* **Alıştırma 1**
Koç Üniversitesi Tıp Fakültesi ziyaretini anlatan metinde adı geçen ülke, şehir, ilçe, semt ve deniz adlarını sıralayınız.
* **Alıştırma 2**
Koç Üniversitesi Tıp Fakültesi ziyaretini anlatan metni kaldığı yerden sürdürünüz.

* **Verilen Metin**
_ _ _ _

Geçtiğimiz hafta konuk öğretim üyesi olarak ziyaret ettiğim Koç Üniversitesi Tıp Fakültesi'nde gördüklerimden çok etkilendim ve bunca olumsuzlukların yaşandığı Türkiye'de bu güzellikleri yazmadan edemedim.

Koç Üniversitesi'nin tıpta eğitime başladığını duymamıştım. Hacettepe Ünv Tıp Fak. Mikrobiyoloji Anabilim Dalı'ndan Prof. Dr. Yakut Akyön Yılmaz arayıp da burada "Sıkıştırılmış bir program dahilinde ders verir misin?" diye sorduğunda şaşırdım, bu nedenle... Sonrasında da bir tereddüt yaşadım; önceden İngilizce ders vermemiştim, çünkü...

Koç Ünv. Tıp Fak. Mikrobiyoloji Öğretim Üyesi Doç. Dr. Füsun Can ile telefonda yaptığımız görüşmenin ardından sevinerek kabul ettim öneriyi... İyi ki de etmişim; benim öğrencilere ne kadar katkım olduğunu bilemem ama gördüklerimin bana çok önemli katkıları oldu.

Tıp fakültesinin yer aldığı yerleşke İstanbul'un Avrupa yakasının en kuzeyinde, Sarıyer Rumelifeneri'nde, Karadeniz'e bakan bir tepede kurulu... Tümü burslu veya yarı burslu tıp öğrencilerinin büyük bölümü yakındaki yurtlarda kalıyor. Öğretim üyelerinin lojmanları da yerleşke içinde... 

Ders verdiğim fakültenin ilk öğrencileri şu an üçüncü sınıftalar... Birkaç soru-yanıtla kısa zamanda çok sağlam bir bilimsel bilgiye sahip olduklarını, eğitim yaşamlarının henüz üçüncü yılında çok önemli yol kat ettiklerini gördüm; sorulan çok akıllıca sorular ve yoğun katılımla dersler çok zevkli geçti... Ama asıl dikkatimi çeken birbirlerine çok sıkı bir sevgi bağı ile bağlı oldukları ve sistem sınavına çok az bir zaman kalmış olmasına ve sınav öncesi benim yoğun bilgi bombardımanıma karşın pek gergin olmamalarıydı. Bunun nedenini ayrılırken öğrendim. Bir süre önce geçtikleri 'geçti/kaldı (pass/fail) sistemi'...

_ _ _ _

* **Verilen Kayıtlar**
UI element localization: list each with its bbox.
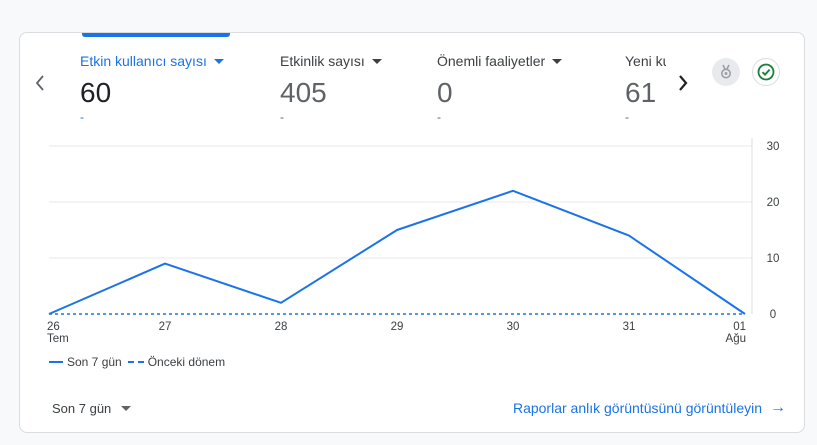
y-tick-label: 0 <box>770 309 776 321</box>
x-tick-label: 28 <box>275 321 288 333</box>
x-tick-sublabel: Tem <box>47 333 69 345</box>
legend-item-previous: Önceki dönem <box>127 355 226 369</box>
legend-item-current: Son 7 gün <box>49 355 122 369</box>
x-tick-label: 27 <box>159 321 172 333</box>
caret-down-icon <box>121 406 132 411</box>
series-line-current <box>48 189 746 315</box>
report-link-label: Raporlar anlık görüntüsünü görüntüleyin <box>512 400 762 416</box>
y-tick-label: 10 <box>767 253 780 265</box>
x-tick-label: 01 <box>733 321 746 333</box>
x-tick-label: 30 <box>507 321 520 333</box>
date-range-dropdown[interactable]: Son 7 gün <box>46 397 137 420</box>
legend-label: Son 7 gün <box>67 355 122 369</box>
line-chart: 0 10 20 30 26Tem 27 28 29 30 31 01Ağu <box>47 138 780 345</box>
view-reports-snapshot-link[interactable]: Raporlar anlık görüntüsünü görüntüleyin … <box>513 399 786 417</box>
arrow-right-icon: → <box>770 399 786 416</box>
date-range-label: Son 7 gün <box>52 401 112 416</box>
overview-card: Etkin kullanıcı sayısı 60 - Etkinlik say… <box>19 32 805 433</box>
chart-legend: Son 7 gün Önceki dönem <box>49 355 231 369</box>
y-tick-label: 30 <box>767 141 780 153</box>
x-tick-label: 26 <box>47 321 60 333</box>
legend-swatch-dashed <box>127 361 144 363</box>
x-tick-label: 31 <box>623 321 636 333</box>
legend-label: Önceki dönem <box>147 355 226 369</box>
x-tick-sublabel: Ağu <box>726 333 746 345</box>
y-tick-label: 20 <box>767 197 780 209</box>
legend-swatch-solid <box>49 361 63 363</box>
x-tick-label: 29 <box>391 321 404 333</box>
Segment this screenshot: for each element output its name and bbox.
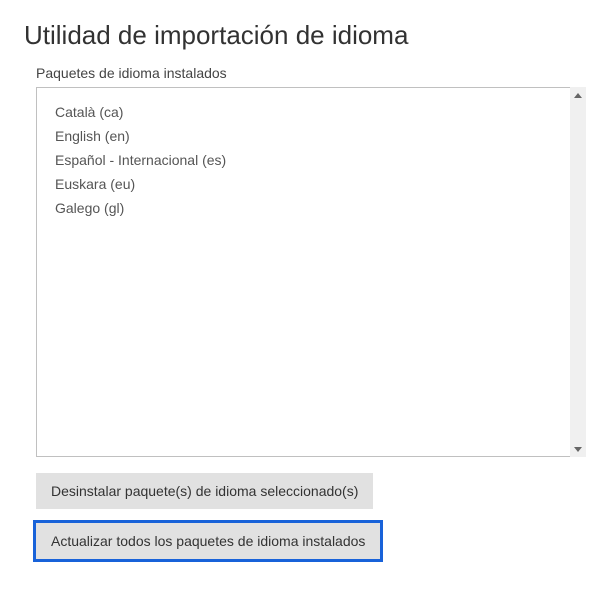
list-item[interactable]: Galego (gl) <box>55 196 561 220</box>
list-item[interactable]: Català (ca) <box>55 100 561 124</box>
page-title: Utilidad de importación de idioma <box>24 20 589 51</box>
scrollbar[interactable] <box>570 87 586 457</box>
list-item[interactable]: Euskara (eu) <box>55 172 561 196</box>
update-all-button[interactable]: Actualizar todos los paquetes de idioma … <box>36 523 380 559</box>
uninstall-button[interactable]: Desinstalar paquete(s) de idioma selecci… <box>36 473 373 509</box>
scroll-up-icon[interactable] <box>570 87 586 103</box>
listbox-wrapper: Català (ca) English (en) Español - Inter… <box>36 87 586 457</box>
list-item[interactable]: Español - Internacional (es) <box>55 148 561 172</box>
list-item[interactable]: English (en) <box>55 124 561 148</box>
language-listbox[interactable]: Català (ca) English (en) Español - Inter… <box>36 87 586 457</box>
scroll-down-icon[interactable] <box>570 441 586 457</box>
listbox-label: Paquetes de idioma instalados <box>36 65 589 81</box>
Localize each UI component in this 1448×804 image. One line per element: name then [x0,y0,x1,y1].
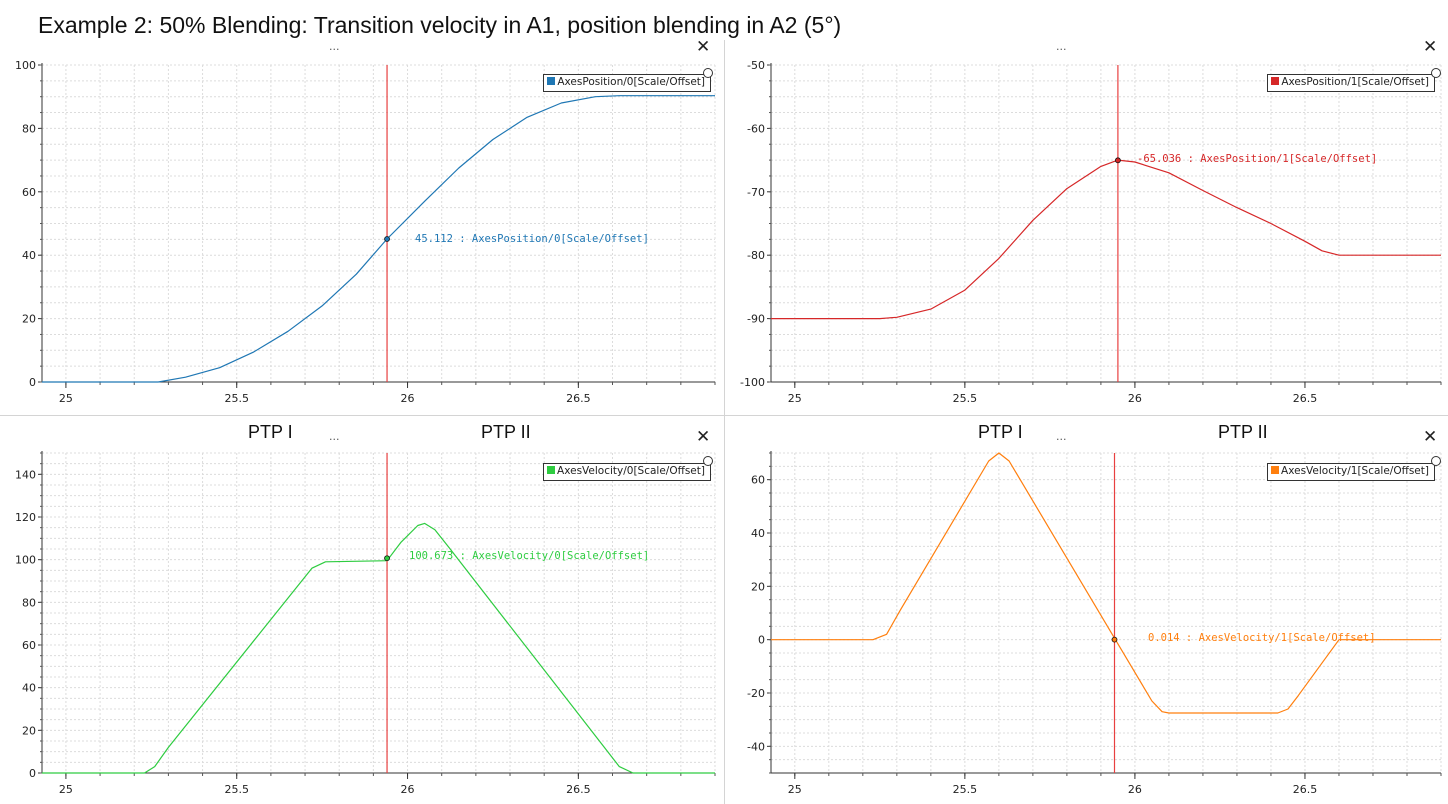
y-tick-label: 100 [15,59,36,72]
y-tick-label: 20 [22,313,36,326]
y-tick-label: -40 [747,740,765,753]
y-tick-label: -100 [740,376,765,389]
annotation-ptp-1: PTP I [978,422,1023,442]
cursor-readout: 100.673 : AxesVelocity/0[Scale/Offset] [409,550,650,562]
legend-swatch [547,77,556,85]
panel-menu-icon[interactable]: ... [1056,40,1067,53]
x-tick-label: 25.5 [224,392,249,405]
plot-svg: 0 20 40 60 80 100 25 25.5 26 26.5 [15,59,716,405]
legend-swatch [1271,77,1280,85]
y-tick-label: 80 [22,122,36,135]
chart-panel-a1-position: 0 20 40 60 80 100 25 25.5 26 26.5 ... ✕ AxesPosit… [0,37,724,415]
cursor-point [384,555,390,562]
legend[interactable]: AxesPosition/1[Scale/Offset] [1267,74,1435,92]
y-tick-label: -20 [747,687,765,700]
legend[interactable]: AxesVelocity/0[Scale/Offset] [543,463,711,481]
annotation-ptp-1: PTP I [248,422,293,442]
y-tick-label: 60 [22,639,36,652]
y-tick-label: 140 [15,468,36,481]
y-tick-label: 0 [29,767,36,780]
annotation-ptp-2: PTP II [481,422,531,442]
plot-svg: -100 -90 -80 -70 -60 -50 25 25.5 26 26.5 [740,59,1442,405]
x-tick-label: 25.5 [953,392,978,405]
y-tick-label: 100 [15,554,36,567]
cursor-point [1111,636,1118,643]
legend-label: AxesPosition/0[Scale/Offset] [557,76,705,88]
legend-label: AxesPosition/1[Scale/Offset] [1281,76,1429,88]
y-tick-label: 40 [751,527,765,540]
y-tick-label: 80 [22,596,36,609]
legend-label: AxesVelocity/1[Scale/Offset] [1281,465,1429,477]
y-tick-label: 60 [22,186,36,199]
legend[interactable]: AxesVelocity/1[Scale/Offset] [1267,463,1435,481]
x-tick-label: 26.5 [566,392,591,405]
legend-handle[interactable] [703,456,713,466]
y-tick-label: -50 [747,59,765,72]
chart-panel-a2-position: -100 -90 -80 -70 -60 -50 25 25.5 26 26.5 ... ✕ Ax… [725,37,1448,415]
close-icon[interactable]: ✕ [696,427,710,447]
x-tick-label: 26 [401,392,415,405]
x-tick-label: 25 [59,783,73,796]
y-tick-label: 0 [758,634,765,647]
y-tick-label: 0 [29,376,36,389]
page-title: Example 2: 50% Blending: Transition velo… [38,12,842,38]
y-tick-label: 40 [22,682,36,695]
cursor-readout: 45.112 : AxesPosition/0[Scale/Offset] [415,233,649,245]
cursor-readout: 0.014 : AxesVelocity/1[Scale/Offset] [1148,632,1376,644]
chart-panel-a2-velocity: -40 -20 0 20 40 60 25 25.5 26 26.5 PTP I PTP II .… [725,416,1448,804]
y-tick-label: 20 [751,580,765,593]
close-icon[interactable]: ✕ [696,37,710,57]
x-tick-label: 25 [59,392,73,405]
y-tick-label: -70 [747,186,765,199]
close-icon[interactable]: ✕ [1423,37,1437,57]
legend-swatch [547,466,556,474]
y-tick-label: -60 [747,122,765,135]
y-tick-label: -90 [747,313,765,326]
panel-menu-icon[interactable]: ... [329,40,340,53]
x-tick-label: 26.5 [566,783,591,796]
x-tick-label: 26.5 [1293,783,1318,796]
x-tick-label: 26.5 [1293,392,1318,405]
cursor-point [1115,157,1121,164]
y-tick-label: 120 [15,511,36,524]
cursor-readout: -65.036 : AxesPosition/1[Scale/Offset] [1137,153,1378,165]
y-tick-label: -80 [747,249,765,262]
y-tick-label: 60 [751,474,765,487]
x-tick-label: 25.5 [953,783,978,796]
legend-swatch [1271,466,1280,474]
x-tick-label: 26 [401,783,415,796]
legend[interactable]: AxesPosition/0[Scale/Offset] [543,74,711,92]
legend-label: AxesVelocity/0[Scale/Offset] [557,465,705,477]
legend-handle[interactable] [1431,456,1441,466]
legend-handle[interactable] [703,68,713,78]
legend-handle[interactable] [1431,68,1441,78]
x-tick-label: 25 [788,392,802,405]
chart-panel-a1-velocity: 0 20 40 60 80 100 120 140 25 25.5 26 26.5 PTP I PTP… [0,416,724,804]
x-tick-label: 26 [1128,783,1142,796]
x-tick-label: 25.5 [224,783,249,796]
cursor-point [384,236,390,242]
y-tick-label: 40 [22,249,36,262]
y-tick-label: 20 [22,724,36,737]
x-tick-label: 26 [1128,392,1142,405]
panel-menu-icon[interactable]: ... [329,430,340,443]
annotation-ptp-2: PTP II [1218,422,1268,442]
series-line [771,452,1441,714]
panel-menu-icon[interactable]: ... [1056,430,1067,443]
close-icon[interactable]: ✕ [1423,427,1437,447]
x-tick-label: 25 [788,783,802,796]
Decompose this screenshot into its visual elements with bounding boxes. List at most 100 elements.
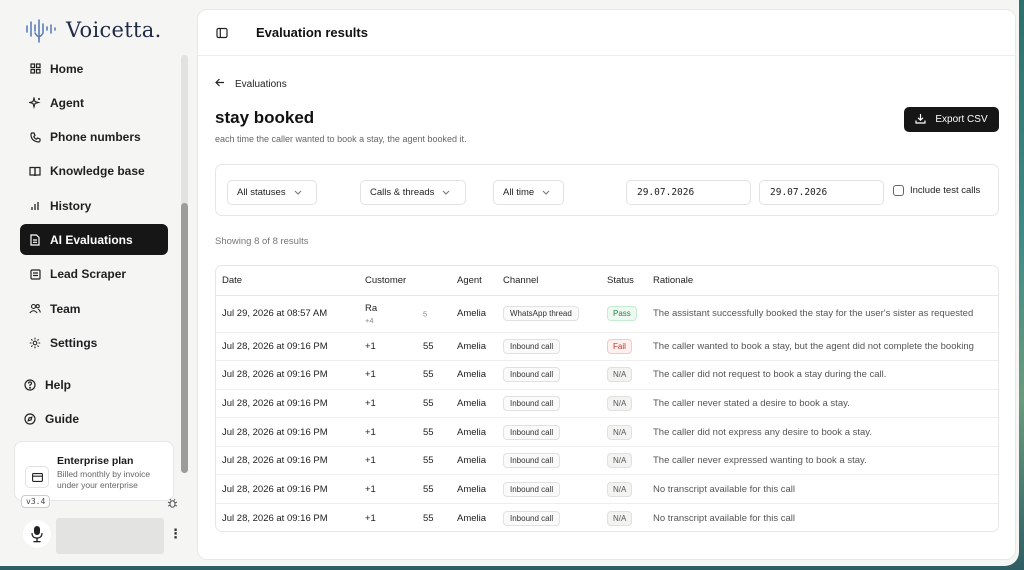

_ _ _ _

* **Yazılı Yanıt 1**
Türkiye, İstanbul, Sarıyer, Rumelifeneri, Karadeniz

* **Yazılı Yanıt 2**
İzmir'e döner dönmez daha çok tıp fakülteleri için önerilen bu sistemi araştırmaya başladım. ABD'nin birçok önde gelen tıp fakültesinde uygulanan bu sistemin sonuçları araştırıldığında, sistemin öğrencilerin psikolojik gelişimlerine çok olumlu katkı sağlamasının yanında, akademik performanslarını düşürmediği belirlenmiş. Araştırmalar, başarı odaklı tıp öğrencilerinin kendilerini aşırı motive ettiklerini, tıp fakültelerini de bu şekilde kazandıklarını; ancak tıp eğitimleri sırasında aşırı gerginlik ve kaygı yaşadıklarını ve bunun kısmen klasik notlandırma sistemlerine bağlı olduğunu göstermiş. Klasik not sistemlerinde sınıf arkadaşlarıyla yarışan öğrenciler 'takım ruhunu' bozarlarken, notlar ortadan kalkınca, gerginlikleri ve kaygıları azalan öğrencilerin birbirlerine daha çok destek oldukları, örneğin başarılı olanların başarısız olanları çalıştırdıkları gözlenmiş.

Koç Tıp'ta her sınavda üstün başarı gösteren birkaç öğrenci de onurlandırılıyor. Bu sistemi kuran kişilerin başında Tıp Fakültesi'nin Dekanı Prof. Dr. Şevket Ruacan geliyor. Adını ve birçok olumlu özelliğini YÖK üyesi olduğu dönemden çok duyduğum bu kişiyi tanımak ve uzun uzun sohbet etme şansı bulmak benim için büyük şanstı. Kuruluş aşamasında böyle bir yöneticiye sahip olmakla üniversite, öğretim üyeleri ve öğrenciler de çok şanslı...  Sistemin işleyişinde öğrencilerle yönetim arasındaki iletişimi sağlayarak köprü görevi yapan ve Prof. Dr. Ruacan'a her konuda yardım eden Sermin Karakale'nin sistemdeki rolü de çok önemli. Öğretim kadrosu çok değerli bilim insanlarından oluşuyor; öğle aralarında yaptığımız sohbetler sayesinde Doç. Dr. Füsun Can'ı ve Enfeksiyon Hastalıkları öğretim üyesi Prof. Dr. Önder Ergönül'ü daha yakından tanıma şansını da elde ettim.

Notların öğrencilere bildirilmediği geçti/kaldı sisteminde öğretim üyelerinin başarımları (performans) öğrenci geri bildirimleri ve sınav sonuçları ile değerlendirilebiliyor. Öğrenci sayısının kısıtlı tutulduğu Koç Tıp gibi fakülteler için mükemmel olan bu sistemden, kalabalık diğer fakülte ev yüksekokullarda bütünüyle yararlanmaksa pek kolay değil.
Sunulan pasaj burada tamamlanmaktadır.